● Stated goal
Find the lines containing the word "favorites" and copy every one of them.
####
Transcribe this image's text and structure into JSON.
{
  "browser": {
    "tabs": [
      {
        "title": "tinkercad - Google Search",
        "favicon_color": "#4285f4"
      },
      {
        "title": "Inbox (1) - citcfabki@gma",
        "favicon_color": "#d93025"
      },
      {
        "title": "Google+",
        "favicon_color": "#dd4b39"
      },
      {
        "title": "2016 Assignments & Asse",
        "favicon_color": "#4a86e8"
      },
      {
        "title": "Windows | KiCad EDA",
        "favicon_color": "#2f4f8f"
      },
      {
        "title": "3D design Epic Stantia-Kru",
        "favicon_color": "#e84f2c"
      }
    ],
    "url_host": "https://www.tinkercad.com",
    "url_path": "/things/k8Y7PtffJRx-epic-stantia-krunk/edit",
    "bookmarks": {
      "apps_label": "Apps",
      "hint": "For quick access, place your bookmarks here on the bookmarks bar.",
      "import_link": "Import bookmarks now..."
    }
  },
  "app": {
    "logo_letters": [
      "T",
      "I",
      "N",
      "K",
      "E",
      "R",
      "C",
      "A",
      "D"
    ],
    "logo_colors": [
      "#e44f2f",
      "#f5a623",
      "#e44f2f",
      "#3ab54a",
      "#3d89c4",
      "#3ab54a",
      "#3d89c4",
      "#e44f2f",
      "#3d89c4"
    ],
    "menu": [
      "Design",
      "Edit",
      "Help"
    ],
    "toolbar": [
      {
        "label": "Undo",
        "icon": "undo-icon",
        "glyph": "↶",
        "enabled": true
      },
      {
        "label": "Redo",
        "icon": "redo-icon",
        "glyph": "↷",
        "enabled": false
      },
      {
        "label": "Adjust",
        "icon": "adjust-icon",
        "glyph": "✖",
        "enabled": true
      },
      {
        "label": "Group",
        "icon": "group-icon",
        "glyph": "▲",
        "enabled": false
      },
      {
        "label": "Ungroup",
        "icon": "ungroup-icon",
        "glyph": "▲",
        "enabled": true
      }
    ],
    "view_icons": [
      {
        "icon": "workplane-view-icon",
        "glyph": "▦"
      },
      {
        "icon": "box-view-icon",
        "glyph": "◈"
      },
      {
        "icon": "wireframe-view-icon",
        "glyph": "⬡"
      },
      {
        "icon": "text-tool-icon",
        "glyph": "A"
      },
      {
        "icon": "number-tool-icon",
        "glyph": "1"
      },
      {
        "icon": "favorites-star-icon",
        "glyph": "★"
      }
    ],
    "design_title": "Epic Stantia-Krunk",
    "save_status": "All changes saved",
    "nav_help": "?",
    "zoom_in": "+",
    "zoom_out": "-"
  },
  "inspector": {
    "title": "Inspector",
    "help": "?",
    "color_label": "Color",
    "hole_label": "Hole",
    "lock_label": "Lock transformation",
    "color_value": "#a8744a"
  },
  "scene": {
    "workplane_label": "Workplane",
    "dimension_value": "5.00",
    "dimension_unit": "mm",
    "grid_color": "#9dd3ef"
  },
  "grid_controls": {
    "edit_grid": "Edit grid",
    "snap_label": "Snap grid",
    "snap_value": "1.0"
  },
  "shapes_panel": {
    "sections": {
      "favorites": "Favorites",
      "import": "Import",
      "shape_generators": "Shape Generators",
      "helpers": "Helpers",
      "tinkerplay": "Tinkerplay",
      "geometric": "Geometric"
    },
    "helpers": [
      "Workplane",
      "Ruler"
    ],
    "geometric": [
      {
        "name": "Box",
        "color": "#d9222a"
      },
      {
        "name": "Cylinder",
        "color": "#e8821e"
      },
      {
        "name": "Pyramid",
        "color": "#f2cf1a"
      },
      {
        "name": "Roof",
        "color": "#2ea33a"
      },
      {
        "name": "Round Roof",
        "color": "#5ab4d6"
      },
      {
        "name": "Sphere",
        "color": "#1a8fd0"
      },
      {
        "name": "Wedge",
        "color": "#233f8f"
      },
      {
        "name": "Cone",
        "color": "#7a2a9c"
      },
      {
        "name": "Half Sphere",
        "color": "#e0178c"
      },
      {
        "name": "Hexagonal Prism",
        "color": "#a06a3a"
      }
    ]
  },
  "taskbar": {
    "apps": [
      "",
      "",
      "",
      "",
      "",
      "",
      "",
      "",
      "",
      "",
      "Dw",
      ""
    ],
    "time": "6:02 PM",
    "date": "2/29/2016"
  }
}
####
● Solution to this task
        "icon": "favorites-star-icon",
      "favorites": "Favorites",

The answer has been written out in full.